**Brief**
Search the records for "have". Copy every line where it appears.

+++ Dataset entries +++

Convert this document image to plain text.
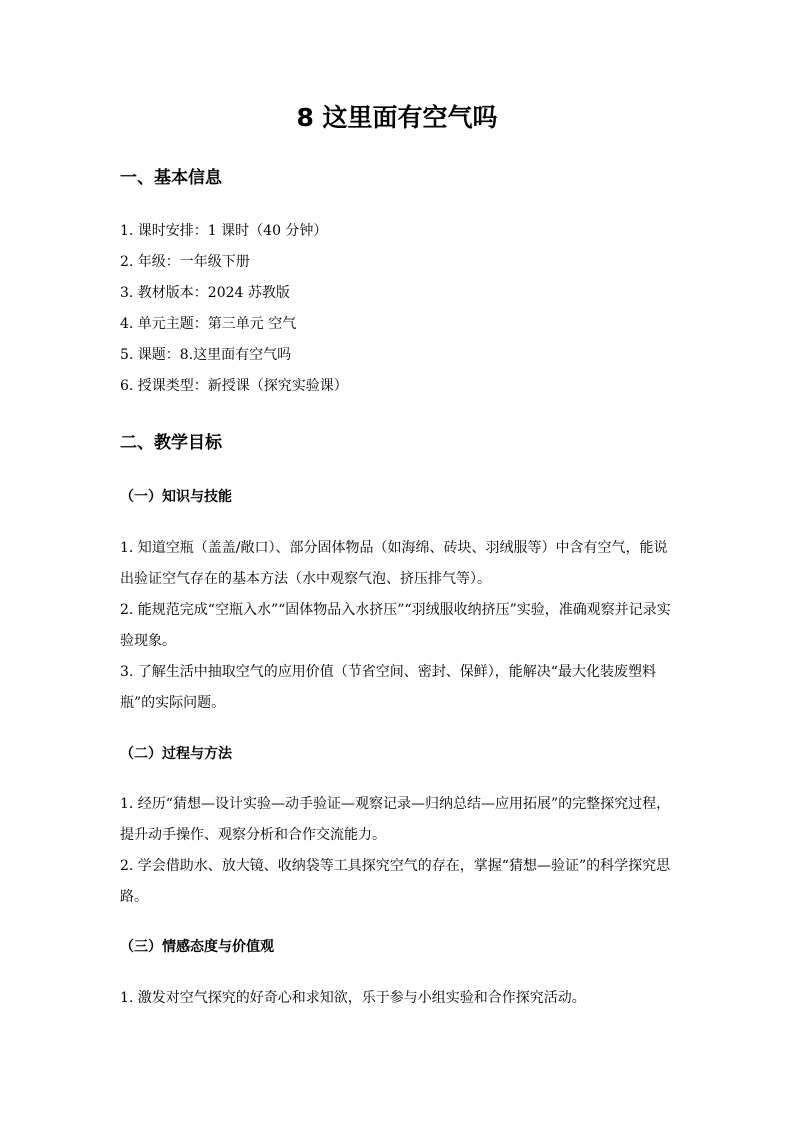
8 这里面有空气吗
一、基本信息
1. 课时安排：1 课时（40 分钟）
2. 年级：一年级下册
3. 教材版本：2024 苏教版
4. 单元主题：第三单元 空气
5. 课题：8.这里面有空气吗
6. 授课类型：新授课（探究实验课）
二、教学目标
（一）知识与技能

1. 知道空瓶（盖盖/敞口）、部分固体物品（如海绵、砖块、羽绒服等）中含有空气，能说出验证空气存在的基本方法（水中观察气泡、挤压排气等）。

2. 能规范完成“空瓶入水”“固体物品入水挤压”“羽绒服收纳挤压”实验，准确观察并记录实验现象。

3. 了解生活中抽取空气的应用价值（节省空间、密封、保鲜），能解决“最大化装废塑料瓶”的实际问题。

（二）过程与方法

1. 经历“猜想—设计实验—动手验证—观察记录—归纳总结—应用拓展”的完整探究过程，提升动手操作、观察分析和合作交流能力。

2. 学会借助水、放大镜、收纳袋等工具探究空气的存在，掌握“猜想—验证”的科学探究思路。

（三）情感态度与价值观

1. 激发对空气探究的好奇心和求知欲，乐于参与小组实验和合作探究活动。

+++
+++ Dataset entries +++

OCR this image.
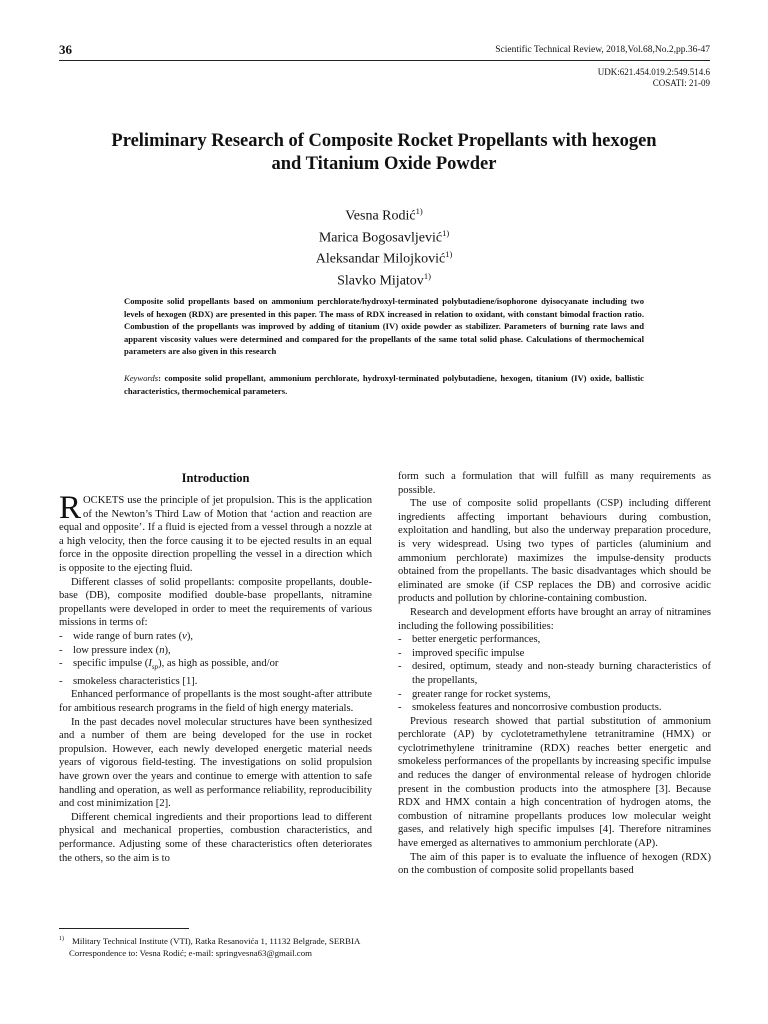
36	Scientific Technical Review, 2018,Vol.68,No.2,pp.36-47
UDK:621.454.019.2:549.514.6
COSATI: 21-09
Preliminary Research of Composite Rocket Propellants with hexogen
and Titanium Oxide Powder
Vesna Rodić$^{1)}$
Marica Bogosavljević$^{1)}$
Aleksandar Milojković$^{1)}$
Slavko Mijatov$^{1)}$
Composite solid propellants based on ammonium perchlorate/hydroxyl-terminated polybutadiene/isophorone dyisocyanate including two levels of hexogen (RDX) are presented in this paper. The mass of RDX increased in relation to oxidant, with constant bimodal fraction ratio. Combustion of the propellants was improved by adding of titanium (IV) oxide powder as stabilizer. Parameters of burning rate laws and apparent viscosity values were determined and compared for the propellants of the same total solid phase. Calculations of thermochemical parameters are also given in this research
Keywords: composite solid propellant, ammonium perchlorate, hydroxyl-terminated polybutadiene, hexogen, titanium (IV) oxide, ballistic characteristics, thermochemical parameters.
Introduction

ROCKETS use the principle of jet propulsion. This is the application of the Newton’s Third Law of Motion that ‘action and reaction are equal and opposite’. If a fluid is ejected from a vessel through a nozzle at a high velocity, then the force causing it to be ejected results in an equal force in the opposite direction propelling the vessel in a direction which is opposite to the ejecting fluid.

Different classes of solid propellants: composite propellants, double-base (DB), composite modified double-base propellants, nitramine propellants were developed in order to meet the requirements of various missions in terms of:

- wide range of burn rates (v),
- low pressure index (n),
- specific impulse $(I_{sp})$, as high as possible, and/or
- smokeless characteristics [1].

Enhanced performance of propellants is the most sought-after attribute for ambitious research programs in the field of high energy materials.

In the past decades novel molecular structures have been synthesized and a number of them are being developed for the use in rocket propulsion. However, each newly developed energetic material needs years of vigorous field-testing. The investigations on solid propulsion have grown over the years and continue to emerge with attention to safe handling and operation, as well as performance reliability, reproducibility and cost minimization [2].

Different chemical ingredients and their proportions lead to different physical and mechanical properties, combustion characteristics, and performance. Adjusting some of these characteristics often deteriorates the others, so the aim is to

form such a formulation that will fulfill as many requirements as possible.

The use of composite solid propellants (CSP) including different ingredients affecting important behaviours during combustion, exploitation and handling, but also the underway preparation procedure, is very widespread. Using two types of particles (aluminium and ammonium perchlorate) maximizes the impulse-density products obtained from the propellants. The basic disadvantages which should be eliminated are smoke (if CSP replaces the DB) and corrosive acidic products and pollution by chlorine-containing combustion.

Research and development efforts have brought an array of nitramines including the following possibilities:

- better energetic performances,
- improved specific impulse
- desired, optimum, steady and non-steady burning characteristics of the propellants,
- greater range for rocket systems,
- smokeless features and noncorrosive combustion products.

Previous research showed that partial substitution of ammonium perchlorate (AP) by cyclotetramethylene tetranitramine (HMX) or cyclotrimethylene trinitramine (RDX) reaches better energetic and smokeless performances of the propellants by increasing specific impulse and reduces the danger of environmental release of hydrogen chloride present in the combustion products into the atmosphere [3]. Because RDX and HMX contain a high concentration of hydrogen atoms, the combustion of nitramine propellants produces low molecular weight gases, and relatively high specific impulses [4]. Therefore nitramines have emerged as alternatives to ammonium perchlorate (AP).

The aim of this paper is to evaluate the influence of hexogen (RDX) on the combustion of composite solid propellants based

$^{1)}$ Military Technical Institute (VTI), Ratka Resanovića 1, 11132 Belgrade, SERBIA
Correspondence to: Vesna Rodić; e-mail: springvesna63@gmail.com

+++
+++ Dataset entries +++

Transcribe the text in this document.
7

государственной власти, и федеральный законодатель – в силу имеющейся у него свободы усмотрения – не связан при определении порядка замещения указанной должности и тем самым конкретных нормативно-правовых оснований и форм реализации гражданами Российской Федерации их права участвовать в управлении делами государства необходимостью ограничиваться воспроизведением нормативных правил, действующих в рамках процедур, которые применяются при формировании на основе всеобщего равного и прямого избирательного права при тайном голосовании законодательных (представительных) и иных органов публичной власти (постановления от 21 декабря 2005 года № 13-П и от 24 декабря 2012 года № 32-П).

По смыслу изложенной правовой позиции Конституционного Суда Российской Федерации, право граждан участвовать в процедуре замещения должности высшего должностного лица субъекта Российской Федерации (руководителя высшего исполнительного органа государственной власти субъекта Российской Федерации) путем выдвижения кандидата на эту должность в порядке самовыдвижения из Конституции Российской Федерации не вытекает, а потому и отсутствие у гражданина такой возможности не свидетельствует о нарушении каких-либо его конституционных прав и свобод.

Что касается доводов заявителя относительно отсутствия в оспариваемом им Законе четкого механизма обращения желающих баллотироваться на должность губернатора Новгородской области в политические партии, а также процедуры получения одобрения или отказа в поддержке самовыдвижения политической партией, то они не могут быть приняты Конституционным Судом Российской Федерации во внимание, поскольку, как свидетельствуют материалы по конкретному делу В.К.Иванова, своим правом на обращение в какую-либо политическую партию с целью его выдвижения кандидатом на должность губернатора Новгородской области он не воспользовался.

+++

**Solution for this exercise**
In the past decades novel molecular structures have been synthesized and a number of them are being developed for the use in rocket propulsion. However, each newly developed energetic material needs years of vigorous field-testing. The investigations on solid propulsion have grown over the years and continue to emerge with attention to safe handling and operation, as well as performance reliability, reproducibility and cost minimization [2].
Research and development efforts have brought an array of nitramines including the following possibilities:
Previous research showed that partial substitution of ammonium perchlorate (AP) by cyclotetramethylene tetranitramine (HMX) or cyclotrimethylene trinitramine (RDX) reaches better energetic and smokeless performances of the propellants by increasing specific impulse and reduces the danger of environmental release of hydrogen chloride present in the combustion products into the atmosphere [3]. Because RDX and HMX contain a high concentration of hydrogen atoms, the combustion of nitramine propellants produces low molecular weight gases, and relatively high specific impulses [4]. Therefore nitramines have emerged as alternatives to ammonium perchlorate (AP).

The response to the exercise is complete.